++++ Extracted records ++++

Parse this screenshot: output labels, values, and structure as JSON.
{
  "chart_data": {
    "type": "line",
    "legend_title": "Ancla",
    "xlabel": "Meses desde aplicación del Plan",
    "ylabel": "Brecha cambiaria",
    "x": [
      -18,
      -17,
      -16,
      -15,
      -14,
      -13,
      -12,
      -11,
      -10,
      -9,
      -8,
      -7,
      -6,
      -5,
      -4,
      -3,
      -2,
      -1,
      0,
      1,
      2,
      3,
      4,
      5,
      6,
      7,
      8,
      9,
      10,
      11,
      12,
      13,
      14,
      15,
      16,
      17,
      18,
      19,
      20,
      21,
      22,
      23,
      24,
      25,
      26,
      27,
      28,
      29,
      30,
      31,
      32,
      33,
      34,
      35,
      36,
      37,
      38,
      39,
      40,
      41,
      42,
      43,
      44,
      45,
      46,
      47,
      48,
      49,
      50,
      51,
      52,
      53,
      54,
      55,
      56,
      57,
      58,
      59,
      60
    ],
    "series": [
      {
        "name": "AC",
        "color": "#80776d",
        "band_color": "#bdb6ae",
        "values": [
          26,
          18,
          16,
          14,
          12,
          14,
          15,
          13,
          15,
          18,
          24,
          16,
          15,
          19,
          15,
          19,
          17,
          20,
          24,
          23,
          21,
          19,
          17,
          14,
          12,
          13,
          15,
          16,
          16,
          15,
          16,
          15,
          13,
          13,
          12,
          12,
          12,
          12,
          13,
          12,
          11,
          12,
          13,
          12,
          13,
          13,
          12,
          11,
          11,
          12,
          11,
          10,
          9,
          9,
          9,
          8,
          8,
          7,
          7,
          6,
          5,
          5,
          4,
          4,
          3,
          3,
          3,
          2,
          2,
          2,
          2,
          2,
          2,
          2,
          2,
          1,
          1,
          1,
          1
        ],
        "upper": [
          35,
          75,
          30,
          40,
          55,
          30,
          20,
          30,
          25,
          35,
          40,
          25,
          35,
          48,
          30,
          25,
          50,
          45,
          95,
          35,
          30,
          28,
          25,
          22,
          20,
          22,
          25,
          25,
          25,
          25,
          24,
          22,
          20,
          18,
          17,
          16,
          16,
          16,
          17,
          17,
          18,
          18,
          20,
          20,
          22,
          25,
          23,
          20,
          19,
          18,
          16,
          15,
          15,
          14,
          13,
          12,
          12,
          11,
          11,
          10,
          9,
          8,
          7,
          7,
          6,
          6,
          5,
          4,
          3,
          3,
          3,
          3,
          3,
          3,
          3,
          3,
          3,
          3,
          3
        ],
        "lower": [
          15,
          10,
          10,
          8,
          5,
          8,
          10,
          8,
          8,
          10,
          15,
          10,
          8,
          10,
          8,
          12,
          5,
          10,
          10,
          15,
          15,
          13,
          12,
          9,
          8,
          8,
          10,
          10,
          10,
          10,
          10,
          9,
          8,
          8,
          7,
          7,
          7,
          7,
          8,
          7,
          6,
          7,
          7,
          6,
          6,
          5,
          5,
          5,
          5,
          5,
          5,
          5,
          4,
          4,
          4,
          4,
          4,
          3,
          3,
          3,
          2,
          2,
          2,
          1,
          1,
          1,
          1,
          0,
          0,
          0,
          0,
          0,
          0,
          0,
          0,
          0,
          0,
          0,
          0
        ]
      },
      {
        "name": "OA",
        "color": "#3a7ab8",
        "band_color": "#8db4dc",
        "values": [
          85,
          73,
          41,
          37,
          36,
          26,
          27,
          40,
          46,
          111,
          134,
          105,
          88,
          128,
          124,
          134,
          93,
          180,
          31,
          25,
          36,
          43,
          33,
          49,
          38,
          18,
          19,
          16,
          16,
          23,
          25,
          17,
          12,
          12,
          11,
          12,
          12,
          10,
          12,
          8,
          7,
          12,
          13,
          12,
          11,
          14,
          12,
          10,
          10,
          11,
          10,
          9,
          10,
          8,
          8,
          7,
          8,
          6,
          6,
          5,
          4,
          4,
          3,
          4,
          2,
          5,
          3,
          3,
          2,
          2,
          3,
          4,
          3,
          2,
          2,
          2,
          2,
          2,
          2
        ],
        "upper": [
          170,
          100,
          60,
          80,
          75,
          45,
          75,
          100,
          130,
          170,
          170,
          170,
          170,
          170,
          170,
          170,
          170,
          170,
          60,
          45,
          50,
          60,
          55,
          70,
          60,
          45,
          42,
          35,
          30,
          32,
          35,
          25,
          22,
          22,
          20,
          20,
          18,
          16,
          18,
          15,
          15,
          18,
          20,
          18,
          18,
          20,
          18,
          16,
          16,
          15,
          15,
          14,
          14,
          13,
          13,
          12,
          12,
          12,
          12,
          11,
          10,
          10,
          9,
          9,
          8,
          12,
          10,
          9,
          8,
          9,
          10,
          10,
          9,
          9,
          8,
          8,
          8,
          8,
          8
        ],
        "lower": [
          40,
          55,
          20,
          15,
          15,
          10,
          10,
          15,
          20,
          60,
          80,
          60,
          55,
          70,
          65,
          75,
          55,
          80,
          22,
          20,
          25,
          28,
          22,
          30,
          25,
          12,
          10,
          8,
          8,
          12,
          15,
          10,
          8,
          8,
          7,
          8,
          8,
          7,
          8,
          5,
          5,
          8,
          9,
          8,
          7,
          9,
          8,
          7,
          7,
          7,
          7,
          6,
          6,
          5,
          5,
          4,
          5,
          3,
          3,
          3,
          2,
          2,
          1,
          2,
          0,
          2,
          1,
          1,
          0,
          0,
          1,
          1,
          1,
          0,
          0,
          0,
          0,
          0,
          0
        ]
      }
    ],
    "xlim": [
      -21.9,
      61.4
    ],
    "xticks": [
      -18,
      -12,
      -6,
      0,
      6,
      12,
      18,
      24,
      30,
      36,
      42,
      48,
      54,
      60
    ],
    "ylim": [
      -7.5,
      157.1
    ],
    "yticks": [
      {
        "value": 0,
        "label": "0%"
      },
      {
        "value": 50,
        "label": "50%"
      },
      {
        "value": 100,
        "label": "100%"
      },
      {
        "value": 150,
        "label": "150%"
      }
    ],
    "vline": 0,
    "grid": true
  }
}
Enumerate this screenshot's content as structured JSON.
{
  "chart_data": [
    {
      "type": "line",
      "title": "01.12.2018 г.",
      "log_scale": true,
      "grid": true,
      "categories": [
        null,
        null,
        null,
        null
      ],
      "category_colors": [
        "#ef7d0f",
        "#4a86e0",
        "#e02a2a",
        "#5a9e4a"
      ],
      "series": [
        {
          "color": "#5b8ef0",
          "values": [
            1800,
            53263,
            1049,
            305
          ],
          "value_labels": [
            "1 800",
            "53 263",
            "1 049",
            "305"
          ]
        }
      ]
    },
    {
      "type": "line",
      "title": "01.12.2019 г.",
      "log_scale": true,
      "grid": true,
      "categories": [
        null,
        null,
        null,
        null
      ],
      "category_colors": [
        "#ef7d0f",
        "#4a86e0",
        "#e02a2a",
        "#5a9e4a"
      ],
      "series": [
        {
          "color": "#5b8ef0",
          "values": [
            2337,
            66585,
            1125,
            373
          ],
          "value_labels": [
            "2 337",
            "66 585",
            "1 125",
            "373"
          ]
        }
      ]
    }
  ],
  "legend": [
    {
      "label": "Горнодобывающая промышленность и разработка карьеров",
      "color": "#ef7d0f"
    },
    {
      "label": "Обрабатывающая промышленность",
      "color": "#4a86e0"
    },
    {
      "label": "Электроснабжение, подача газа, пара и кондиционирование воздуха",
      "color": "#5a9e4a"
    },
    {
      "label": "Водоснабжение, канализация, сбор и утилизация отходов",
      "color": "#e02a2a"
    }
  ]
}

++++

** Short task **
Go through the entries and repeat each one exactly.

** Answer to the task **
Parse this screenshot: output labels, values, and structure as JSON.
{
  "chart_data": {
    "type": "line",
    "legend_title": "Ancla",
    "xlabel": "Meses desde aplicación del Plan",
    "ylabel": "Brecha cambiaria",
    "x": [
      -18,
      -17,
      -16,
      -15,
      -14,
      -13,
      -12,
      -11,
      -10,
      -9,
      -8,
      -7,
      -6,
      -5,
      -4,
      -3,
      -2,
      -1,
      0,
      1,
      2,
      3,
      4,
      5,
      6,
      7,
      8,
      9,
      10,
      11,
      12,
      13,
      14,
      15,
      16,
      17,
      18,
      19,
      20,
      21,
      22,
      23,
      24,
      25,
      26,
      27,
      28,
      29,
      30,
      31,
      32,
      33,
      34,
      35,
      36,
      37,
      38,
      39,
      40,
      41,
      42,
      43,
      44,
      45,
      46,
      47,
      48,
      49,
      50,
      51,
      52,
      53,
      54,
      55,
      56,
      57,
      58,
      59,
      60
    ],
    "series": [
      {
        "name": "AC",
        "color": "#80776d",
        "band_color": "#bdb6ae",
        "values": [
          26,
          18,
          16,
          14,
          12,
          14,
          15,
          13,
          15,
          18,
          24,
          16,
          15,
          19,
          15,
          19,
          17,
          20,
          24,
          23,
          21,
          19,
          17,
          14,
          12,
          13,
          15,
          16,
          16,
          15,
          16,
          15,
          13,
          13,
          12,
          12,
          12,
          12,
          13,
          12,
          11,
          12,
          13,
          12,
          13,
          13,
          12,
          11,
          11,
          12,
          11,
          10,
          9,
          9,
          9,
          8,
          8,
          7,
          7,
          6,
          5,
          5,
          4,
          4,
          3,
          3,
          3,
          2,
          2,
          2,
          2,
          2,
          2,
          2,
          2,
          1,
          1,
          1,
          1
        ],
        "upper": [
          35,
          75,
          30,
          40,
          55,
          30,
          20,
          30,
          25,
          35,
          40,
          25,
          35,
          48,
          30,
          25,
          50,
          45,
          95,
          35,
          30,
          28,
          25,
          22,
          20,
          22,
          25,
          25,
          25,
          25,
          24,
          22,
          20,
          18,
          17,
          16,
          16,
          16,
          17,
          17,
          18,
          18,
          20,
          20,
          22,
          25,
          23,
          20,
          19,
          18,
          16,
          15,
          15,
          14,
          13,
          12,
          12,
          11,
          11,
          10,
          9,
          8,
          7,
          7,
          6,
          6,
          5,
          4,
          3,
          3,
          3,
          3,
          3,
          3,
          3,
          3,
          3,
          3,
          3
        ],
        "lower": [
          15,
          10,
          10,
          8,
          5,
          8,
          10,
          8,
          8,
          10,
          15,
          10,
          8,
          10,
          8,
          12,
          5,
          10,
          10,
          15,
          15,
          13,
          12,
          9,
          8,
          8,
          10,
          10,
          10,
          10,
          10,
          9,
          8,
          8,
          7,
          7,
          7,
          7,
          8,
          7,
          6,
          7,
          7,
          6,
          6,
          5,
          5,
          5,
          5,
          5,
          5,
          5,
          4,
          4,
          4,
          4,
          4,
          3,
          3,
          3,
          2,
          2,
          2,
          1,
          1,
          1,
          1,
          0,
          0,
          0,
          0,
          0,
          0,
          0,
          0,
          0,
          0,
          0,
          0
        ]
      },
      {
        "name": "OA",
        "color": "#3a7ab8",
        "band_color": "#8db4dc",
        "values": [
          85,
          73,
          41,
          37,
          36,
          26,
          27,
          40,
          46,
          111,
          134,
          105,
          88,
          128,
          124,
          134,
          93,
          180,
          31,
          25,
          36,
          43,
          33,
          49,
          38,
          18,
          19,
          16,
          16,
          23,
          25,
          17,
          12,
          12,
          11,
          12,
          12,
          10,
          12,
          8,
          7,
          12,
          13,
          12,
          11,
          14,
          12,
          10,
          10,
          11,
          10,
          9,
          10,
          8,
          8,
          7,
          8,
          6,
          6,
          5,
          4,
          4,
          3,
          4,
          2,
          5,
          3,
          3,
          2,
          2,
          3,
          4,
          3,
          2,
          2,
          2,
          2,
          2,
          2
        ],
        "upper": [
          170,
          100,
          60,
          80,
          75,
          45,
          75,
          100,
          130,
          170,
          170,
          170,
          170,
          170,
          170,
          170,
          170,
          170,
          60,
          45,
          50,
          60,
          55,
          70,
          60,
          45,
          42,
          35,
          30,
          32,
          35,
          25,
          22,
          22,
          20,
          20,
          18,
          16,
          18,
          15,
          15,
          18,
          20,
          18,
          18,
          20,
          18,
          16,
          16,
          15,
          15,
          14,
          14,
          13,
          13,
          12,
          12,
          12,
          12,
          11,
          10,
          10,
          9,
          9,
          8,
          12,
          10,
          9,
          8,
          9,
          10,
          10,
          9,
          9,
          8,
          8,
          8,
          8,
          8
        ],
        "lower": [
          40,
          55,
          20,
          15,
          15,
          10,
          10,
          15,
          20,
          60,
          80,
          60,
          55,
          70,
          65,
          75,
          55,
          80,
          22,
          20,
          25,
          28,
          22,
          30,
          25,
          12,
          10,
          8,
          8,
          12,
          15,
          10,
          8,
          8,
          7,
          8,
          8,
          7,
          8,
          5,
          5,
          8,
          9,
          8,
          7,
          9,
          8,
          7,
          7,
          7,
          7,
          6,
          6,
          5,
          5,
          4,
          5,
          3,
          3,
          3,
          2,
          2,
          1,
          2,
          0,
          2,
          1,
          1,
          0,
          0,
          1,
          1,
          1,
          0,
          0,
          0,
          0,
          0,
          0
        ]
      }
    ],
    "xlim": [
      -21.9,
      61.4
    ],
    "xticks": [
      -18,
      -12,
      -6,
      0,
      6,
      12,
      18,
      24,
      30,
      36,
      42,
      48,
      54,
      60
    ],
    "ylim": [
      -7.5,
      157.1
    ],
    "yticks": [
      {
        "value": 0,
        "label": "0%"
      },
      {
        "value": 50,
        "label": "50%"
      },
      {
        "value": 100,
        "label": "100%"
      },
      {
        "value": 150,
        "label": "150%"
      }
    ],
    "vline": 0,
    "grid": true
  }
}
Enumerate this screenshot's content as structured JSON.
{
  "chart_data": [
    {
      "type": "line",
      "title": "01.12.2018 г.",
      "log_scale": true,
      "grid": true,
      "categories": [
        null,
        null,
        null,
        null
      ],
      "category_colors": [
        "#ef7d0f",
        "#4a86e0",
        "#e02a2a",
        "#5a9e4a"
      ],
      "series": [
        {
          "color": "#5b8ef0",
          "values": [
            1800,
            53263,
            1049,
            305
          ],
          "value_labels": [
            "1 800",
            "53 263",
            "1 049",
            "305"
          ]
        }
      ]
    },
    {
      "type": "line",
      "title": "01.12.2019 г.",
      "log_scale": true,
      "grid": true,
      "categories": [
        null,
        null,
        null,
        null
      ],
      "category_colors": [
        "#ef7d0f",
        "#4a86e0",
        "#e02a2a",
        "#5a9e4a"
      ],
      "series": [
        {
          "color": "#5b8ef0",
          "values": [
            2337,
            66585,
            1125,
            373
          ],
          "value_labels": [
            "2 337",
            "66 585",
            "1 125",
            "373"
          ]
        }
      ]
    }
  ],
  "legend": [
    {
      "label": "Горнодобывающая промышленность и разработка карьеров",
      "color": "#ef7d0f"
    },
    {
      "label": "Обрабатывающая промышленность",
      "color": "#4a86e0"
    },
    {
      "label": "Электроснабжение, подача газа, пара и кондиционирование воздуха",
      "color": "#5a9e4a"
    },
    {
      "label": "Водоснабжение, канализация, сбор и утилизация отходов",
      "color": "#e02a2a"
    }
  ]
}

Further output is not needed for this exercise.